***** Extracted material

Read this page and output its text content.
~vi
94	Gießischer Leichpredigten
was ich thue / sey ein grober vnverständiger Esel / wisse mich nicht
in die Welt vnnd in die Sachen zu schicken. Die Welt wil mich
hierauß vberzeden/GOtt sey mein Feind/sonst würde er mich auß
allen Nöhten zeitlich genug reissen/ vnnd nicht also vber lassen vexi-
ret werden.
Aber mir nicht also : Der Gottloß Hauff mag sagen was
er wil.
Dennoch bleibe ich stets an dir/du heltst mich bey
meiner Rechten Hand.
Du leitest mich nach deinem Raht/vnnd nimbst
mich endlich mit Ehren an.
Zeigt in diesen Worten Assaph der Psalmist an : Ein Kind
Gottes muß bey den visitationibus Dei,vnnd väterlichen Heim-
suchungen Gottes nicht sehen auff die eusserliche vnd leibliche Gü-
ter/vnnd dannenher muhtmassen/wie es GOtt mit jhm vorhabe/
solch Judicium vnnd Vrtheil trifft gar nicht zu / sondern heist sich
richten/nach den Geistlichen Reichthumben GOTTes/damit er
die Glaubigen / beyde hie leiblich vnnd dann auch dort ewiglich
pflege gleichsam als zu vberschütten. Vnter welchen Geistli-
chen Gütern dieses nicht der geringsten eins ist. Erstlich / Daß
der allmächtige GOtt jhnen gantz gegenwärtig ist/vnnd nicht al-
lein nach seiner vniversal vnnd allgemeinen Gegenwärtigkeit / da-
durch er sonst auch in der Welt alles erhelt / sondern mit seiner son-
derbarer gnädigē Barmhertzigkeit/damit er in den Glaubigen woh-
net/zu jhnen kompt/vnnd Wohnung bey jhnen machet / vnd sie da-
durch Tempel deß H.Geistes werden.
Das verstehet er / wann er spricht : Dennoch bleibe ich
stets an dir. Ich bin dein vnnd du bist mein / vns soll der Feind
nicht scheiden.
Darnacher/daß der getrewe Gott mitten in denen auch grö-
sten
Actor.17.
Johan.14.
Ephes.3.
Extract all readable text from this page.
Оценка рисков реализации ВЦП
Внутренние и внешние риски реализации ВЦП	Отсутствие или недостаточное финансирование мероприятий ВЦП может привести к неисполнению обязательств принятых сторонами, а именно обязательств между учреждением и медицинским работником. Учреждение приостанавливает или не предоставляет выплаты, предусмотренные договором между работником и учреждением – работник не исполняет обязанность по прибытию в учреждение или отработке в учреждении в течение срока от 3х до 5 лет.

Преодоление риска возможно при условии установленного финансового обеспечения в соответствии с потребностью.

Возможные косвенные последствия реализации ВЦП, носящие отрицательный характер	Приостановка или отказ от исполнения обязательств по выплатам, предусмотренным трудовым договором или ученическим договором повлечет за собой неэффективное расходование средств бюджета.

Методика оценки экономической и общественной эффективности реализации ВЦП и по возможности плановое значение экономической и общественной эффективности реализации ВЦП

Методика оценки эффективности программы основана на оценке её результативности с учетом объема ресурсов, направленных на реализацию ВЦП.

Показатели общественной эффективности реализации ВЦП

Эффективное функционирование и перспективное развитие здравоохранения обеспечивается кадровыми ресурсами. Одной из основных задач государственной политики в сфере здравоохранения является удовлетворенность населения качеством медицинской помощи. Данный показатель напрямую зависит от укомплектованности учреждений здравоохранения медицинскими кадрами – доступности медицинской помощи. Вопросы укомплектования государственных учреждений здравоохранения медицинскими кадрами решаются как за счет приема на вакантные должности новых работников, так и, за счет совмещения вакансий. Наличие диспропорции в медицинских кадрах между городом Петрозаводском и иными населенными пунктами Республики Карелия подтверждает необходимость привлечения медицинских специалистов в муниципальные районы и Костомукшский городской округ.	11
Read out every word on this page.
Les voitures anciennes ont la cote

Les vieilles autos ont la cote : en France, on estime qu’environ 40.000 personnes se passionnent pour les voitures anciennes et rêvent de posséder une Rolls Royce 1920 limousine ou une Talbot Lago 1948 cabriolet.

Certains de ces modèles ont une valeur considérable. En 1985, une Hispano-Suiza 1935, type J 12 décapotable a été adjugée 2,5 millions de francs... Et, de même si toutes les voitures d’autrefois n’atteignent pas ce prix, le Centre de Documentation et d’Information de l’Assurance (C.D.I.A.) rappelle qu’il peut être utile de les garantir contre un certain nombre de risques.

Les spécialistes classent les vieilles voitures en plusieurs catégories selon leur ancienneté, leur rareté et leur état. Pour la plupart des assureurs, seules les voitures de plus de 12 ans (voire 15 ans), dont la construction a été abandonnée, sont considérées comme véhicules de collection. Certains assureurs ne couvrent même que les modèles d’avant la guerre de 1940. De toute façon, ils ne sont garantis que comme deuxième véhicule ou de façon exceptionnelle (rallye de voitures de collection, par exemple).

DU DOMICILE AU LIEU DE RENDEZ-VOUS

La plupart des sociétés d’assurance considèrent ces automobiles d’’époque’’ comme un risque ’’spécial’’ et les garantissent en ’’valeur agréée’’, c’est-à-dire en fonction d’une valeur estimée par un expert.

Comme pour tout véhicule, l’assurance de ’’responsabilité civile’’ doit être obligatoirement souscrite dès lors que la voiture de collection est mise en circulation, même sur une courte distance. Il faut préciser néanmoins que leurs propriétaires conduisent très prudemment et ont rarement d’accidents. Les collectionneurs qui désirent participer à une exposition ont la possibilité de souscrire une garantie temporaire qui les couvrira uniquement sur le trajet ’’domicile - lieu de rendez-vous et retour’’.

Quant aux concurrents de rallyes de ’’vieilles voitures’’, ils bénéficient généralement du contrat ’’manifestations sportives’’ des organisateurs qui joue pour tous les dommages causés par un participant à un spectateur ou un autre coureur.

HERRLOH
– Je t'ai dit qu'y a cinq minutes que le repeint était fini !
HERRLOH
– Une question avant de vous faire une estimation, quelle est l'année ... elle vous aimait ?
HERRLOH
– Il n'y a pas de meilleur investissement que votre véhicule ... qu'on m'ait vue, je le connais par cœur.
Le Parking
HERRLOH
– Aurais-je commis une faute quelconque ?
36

**********

▶ _What you have to do_
All entries shown above should be printed again exactly.

▶ _The reply_
Read this page and output its text content.
~vi
94	Gießischer Leichpredigten
was ich thue / sey ein grober vnverständiger Esel / wisse mich nicht
in die Welt vnnd in die Sachen zu schicken. Die Welt wil mich
hierauß vberzeden/GOtt sey mein Feind/sonst würde er mich auß
allen Nöhten zeitlich genug reissen/ vnnd nicht also vber lassen vexi-
ret werden.
Aber mir nicht also : Der Gottloß Hauff mag sagen was
er wil.
Dennoch bleibe ich stets an dir/du heltst mich bey
meiner Rechten Hand.
Du leitest mich nach deinem Raht/vnnd nimbst
mich endlich mit Ehren an.
Zeigt in diesen Worten Assaph der Psalmist an : Ein Kind
Gottes muß bey den visitationibus Dei,vnnd väterlichen Heim-
suchungen Gottes nicht sehen auff die eusserliche vnd leibliche Gü-
ter/vnnd dannenher muhtmassen/wie es GOtt mit jhm vorhabe/
solch Judicium vnnd Vrtheil trifft gar nicht zu / sondern heist sich
richten/nach den Geistlichen Reichthumben GOTTes/damit er
die Glaubigen / beyde hie leiblich vnnd dann auch dort ewiglich
pflege gleichsam als zu vberschütten. Vnter welchen Geistli-
chen Gütern dieses nicht der geringsten eins ist. Erstlich / Daß
der allmächtige GOtt jhnen gantz gegenwärtig ist/vnnd nicht al-
lein nach seiner vniversal vnnd allgemeinen Gegenwärtigkeit / da-
durch er sonst auch in der Welt alles erhelt / sondern mit seiner son-
derbarer gnädigē Barmhertzigkeit/damit er in den Glaubigen woh-
net/zu jhnen kompt/vnnd Wohnung bey jhnen machet / vnd sie da-
durch Tempel deß H.Geistes werden.
Das verstehet er / wann er spricht : Dennoch bleibe ich
stets an dir. Ich bin dein vnnd du bist mein / vns soll der Feind
nicht scheiden.
Darnacher/daß der getrewe Gott mitten in denen auch grö-
sten
Actor.17.
Johan.14.
Ephes.3.
Extract all readable text from this page.
Оценка рисков реализации ВЦП
Внутренние и внешние риски реализации ВЦП	Отсутствие или недостаточное финансирование мероприятий ВЦП может привести к неисполнению обязательств принятых сторонами, а именно обязательств между учреждением и медицинским работником. Учреждение приостанавливает или не предоставляет выплаты, предусмотренные договором между работником и учреждением – работник не исполняет обязанность по прибытию в учреждение или отработке в учреждении в течение срока от 3х до 5 лет.

Преодоление риска возможно при условии установленного финансового обеспечения в соответствии с потребностью.

Возможные косвенные последствия реализации ВЦП, носящие отрицательный характер	Приостановка или отказ от исполнения обязательств по выплатам, предусмотренным трудовым договором или ученическим договором повлечет за собой неэффективное расходование средств бюджета.

Методика оценки экономической и общественной эффективности реализации ВЦП и по возможности плановое значение экономической и общественной эффективности реализации ВЦП

Методика оценки эффективности программы основана на оценке её результативности с учетом объема ресурсов, направленных на реализацию ВЦП.

Показатели общественной эффективности реализации ВЦП

Эффективное функционирование и перспективное развитие здравоохранения обеспечивается кадровыми ресурсами. Одной из основных задач государственной политики в сфере здравоохранения является удовлетворенность населения качеством медицинской помощи. Данный показатель напрямую зависит от укомплектованности учреждений здравоохранения медицинскими кадрами – доступности медицинской помощи. Вопросы укомплектования государственных учреждений здравоохранения медицинскими кадрами решаются как за счет приема на вакантные должности новых работников, так и, за счет совмещения вакансий. Наличие диспропорции в медицинских кадрах между городом Петрозаводском и иными населенными пунктами Республики Карелия подтверждает необходимость привлечения медицинских специалистов в муниципальные районы и Костомукшский городской округ.	11
Read out every word on this page.
Les voitures anciennes ont la cote

Les vieilles autos ont la cote : en France, on estime qu’environ 40.000 personnes se passionnent pour les voitures anciennes et rêvent de posséder une Rolls Royce 1920 limousine ou une Talbot Lago 1948 cabriolet.

Certains de ces modèles ont une valeur considérable. En 1985, une Hispano-Suiza 1935, type J 12 décapotable a été adjugée 2,5 millions de francs... Et, de même si toutes les voitures d’autrefois n’atteignent pas ce prix, le Centre de Documentation et d’Information de l’Assurance (C.D.I.A.) rappelle qu’il peut être utile de les garantir contre un certain nombre de risques.

Les spécialistes classent les vieilles voitures en plusieurs catégories selon leur ancienneté, leur rareté et leur état. Pour la plupart des assureurs, seules les voitures de plus de 12 ans (voire 15 ans), dont la construction a été abandonnée, sont considérées comme véhicules de collection. Certains assureurs ne couvrent même que les modèles d’avant la guerre de 1940. De toute façon, ils ne sont garantis que comme deuxième véhicule ou de façon exceptionnelle (rallye de voitures de collection, par exemple).

DU DOMICILE AU LIEU DE RENDEZ-VOUS

La plupart des sociétés d’assurance considèrent ces automobiles d’’époque’’ comme un risque ’’spécial’’ et les garantissent en ’’valeur agréée’’, c’est-à-dire en fonction d’une valeur estimée par un expert.

Comme pour tout véhicule, l’assurance de ’’responsabilité civile’’ doit être obligatoirement souscrite dès lors que la voiture de collection est mise en circulation, même sur une courte distance. Il faut préciser néanmoins que leurs propriétaires conduisent très prudemment et ont rarement d’accidents. Les collectionneurs qui désirent participer à une exposition ont la possibilité de souscrire une garantie temporaire qui les couvrira uniquement sur le trajet ’’domicile - lieu de rendez-vous et retour’’.

Quant aux concurrents de rallyes de ’’vieilles voitures’’, ils bénéficient généralement du contrat ’’manifestations sportives’’ des organisateurs qui joue pour tous les dommages causés par un participant à un spectateur ou un autre coureur.

HERRLOH
– Je t'ai dit qu'y a cinq minutes que le repeint était fini !
HERRLOH
– Une question avant de vous faire une estimation, quelle est l'année ... elle vous aimait ?
HERRLOH
– Il n'y a pas de meilleur investissement que votre véhicule ... qu'on m'ait vue, je le connais par cœur.
Le Parking
HERRLOH
– Aurais-je commis une faute quelconque ?
36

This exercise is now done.